◆ Problem requirements: Reproduce word for word the stretch of the post on the fired federal attorneys from "It Can Happen" through "Republicans (for corruption.)".

◆ Source text:
##########
Friday, March 16, 2007

It Can Happen Here (Latest Chapter)

The Bushite scandals come so fast they are hard to keep track of, and start becoming indistinguishable, but the latest is worth isolating for its meanings and implications.

What is it? A number of federal attorneys--at least 7, probably more--were fired by the Bush Justice Department, officially by the Attorney General, Alberto Gonzales. After some local news stories and blogger investigations, congressional hearings revealed that many of them appear to have been fired for not being sufficiently zealous on behalf of Republicans, in several cases after improper questions and pressure on their current investigations--suggestions that they ought to be prosecuting Democrats (for "voter fraud") and not prosecuting Republicans (for corruption.)

At first, Gonzales denied to Congress there were any political considerations--these were personnel matters, based on performance. When evidence of good performance reviews etc. appeared, Republicans changed their tune to: the President has the right to fire these officials, and all Presidents do it on a political basis. But, in fact (they said) it wasn't political, at least the White House wasn't involved, specifically Karl Rove.

Now it's come out that this was a political decision from the beginning, going back to early 2005, and that Gonzales was involved even before he was Attorney General, when he was on the White House staff, and that Rove was involved--in fact (according to emails revealed Thursday), he was a chief instigator.

What's the underlying problem with this? Presidents often change federal prosecutors at the beginning of their terms, as Bush did--they are in that sense political appointments. But firing prosecutors selectively based on how they are prosecuting Republicans or not prosecuting Democrats strikes at the heart of the justice system, already admittedly weakened by the political appointee tradition. What the Bush White House is doing in this instance, as in others, appears to be unprecedented. It's also unusual to replace one Republican appointee with another because Karl Rove wants a pal in his place--especially when the office is in Little Rock, where yet another round of investigations into the Clintons could begin, just as Hillary runs for President.

What else is behind this? Howard Fineman for MSNBC points to the practices and intents of Rove and the other Bushites as far back as Texas:

Judges are elected in Texas. Karl Rove made his fortune not by running George W. Bush for office, but by training, building and running slates of conservative Republican judges.

The Austin Gang – Bush, Rove, Alberto Gonzales and Harriet Miers – saw the legal world as something to control, if for no other reason than if they did not, the Trial Lawyers – the backbone of the modern Texas Democratic Party – would.

Gonzales made his bones literally keeping Bush out of court when, as governor, Bush was called to jury duty. Had Bush been subject to questioning by attorneys over his suitability to serve, he would have had to reveal that he had been arrested for drunk driving. Not a good thing to do before a presidential campaign. Gonzales managed to get the Boss out of the jury pool.

But it's even more specific, according to a New York Times editorial:

In its fumbling attempts to explain the purge of United States attorneys, the Bush administration has argued that the fired prosecutors were not aggressive enough about addressing voter fraud. It is a phony argument; there is no evidence that any of them ignored real instances of voter fraud. But more than that, it is a window on what may be a major reason for some of the firings.

In partisan Republican circles, the pursuit of voter fraud is code for suppressing the votes of minorities and poor people. By resisting pressure to crack down on “fraud,” the fired United States attorneys actually appear to have been standing up for the integrity of the election system.
##########
◆ Collected data:
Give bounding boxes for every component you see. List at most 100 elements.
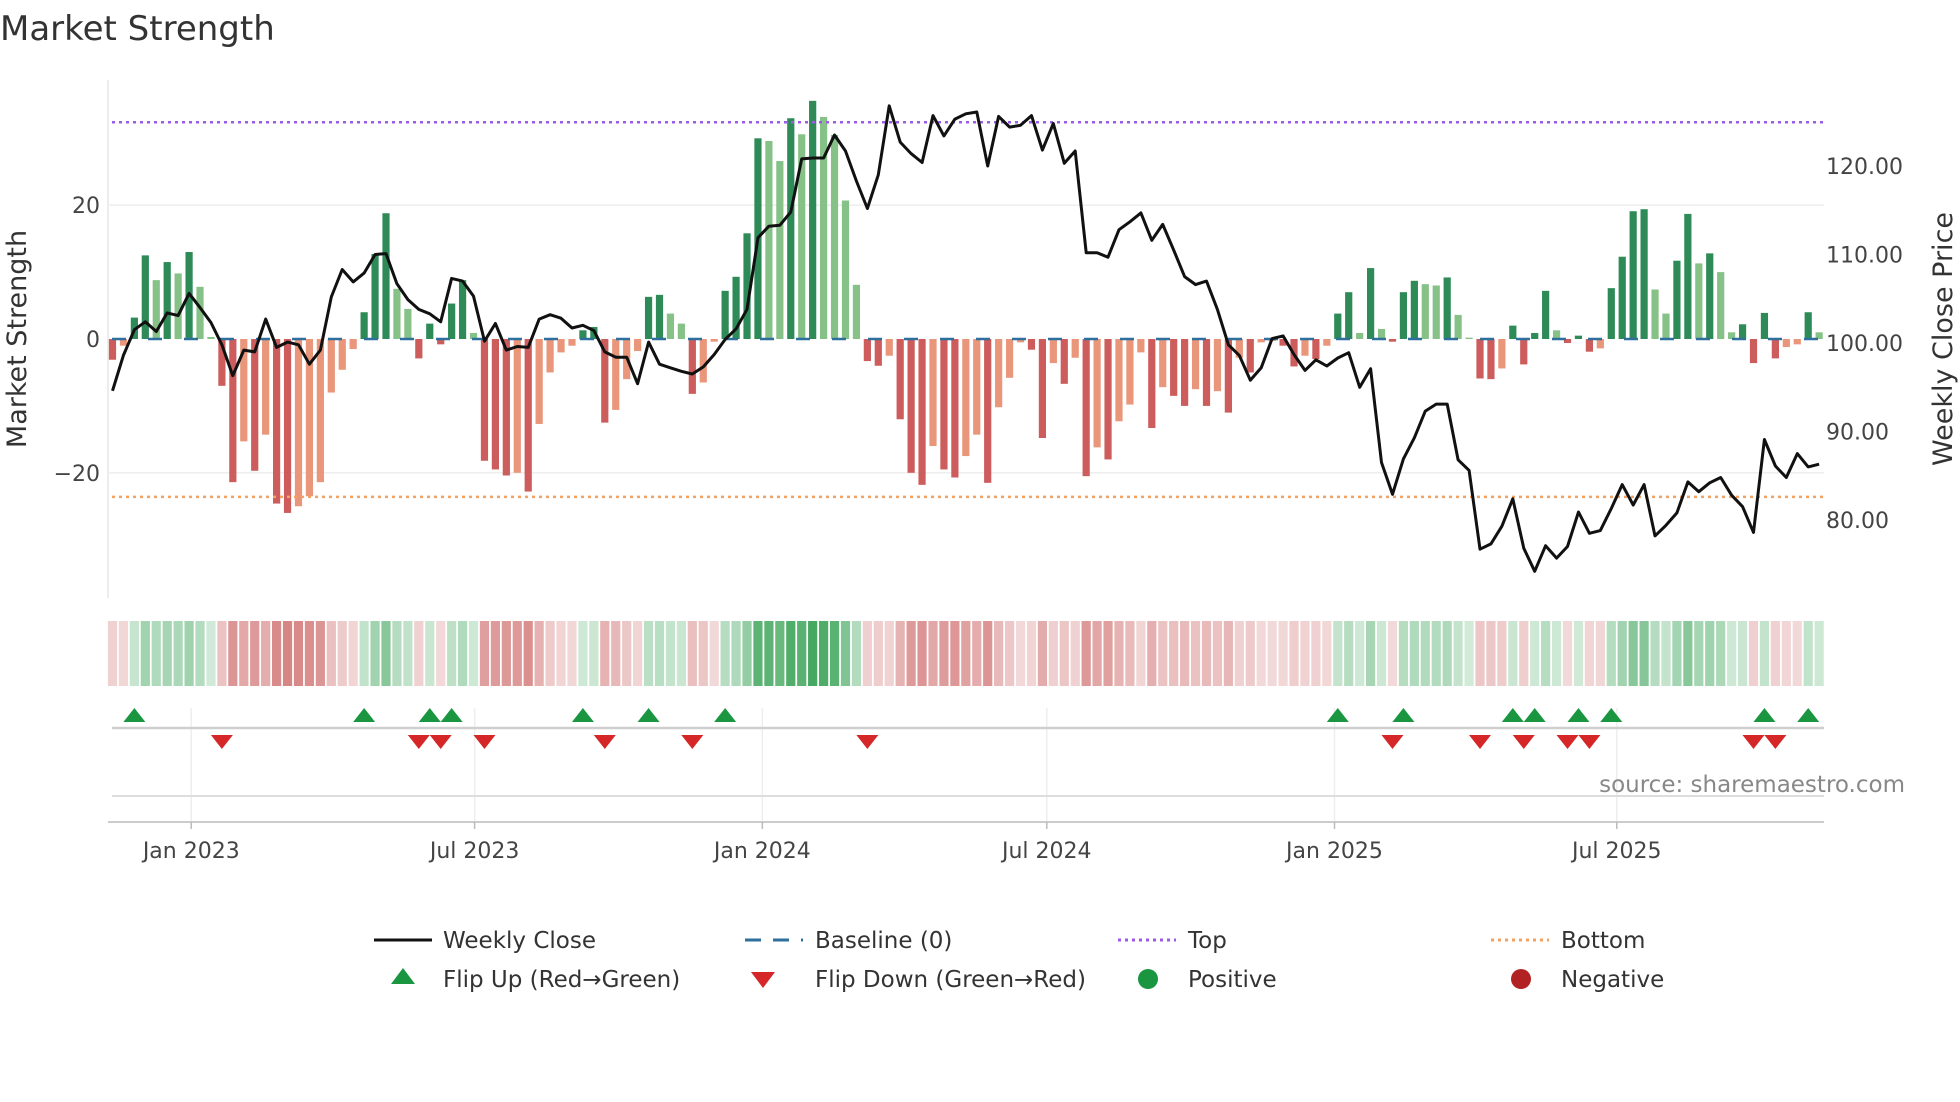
##########
◆ Task response:
It Can Happen Here (Latest Chapter)

The Bushite scandals come so fast they are hard to keep track of, and start becoming indistinguishable, but the latest is worth isolating for its meanings and implications.

What is it? A number of federal attorneys--at least 7, probably more--were fired by the Bush Justice Department, officially by the Attorney General, Alberto Gonzales. After some local news stories and blogger investigations, congressional hearings revealed that many of them appear to have been fired for not being sufficiently zealous on behalf of Republicans, in several cases after improper questions and pressure on their current investigations--suggestions that they ought to be prosecuting Democrats (for "voter fraud") and not prosecuting Republicans (for corruption.)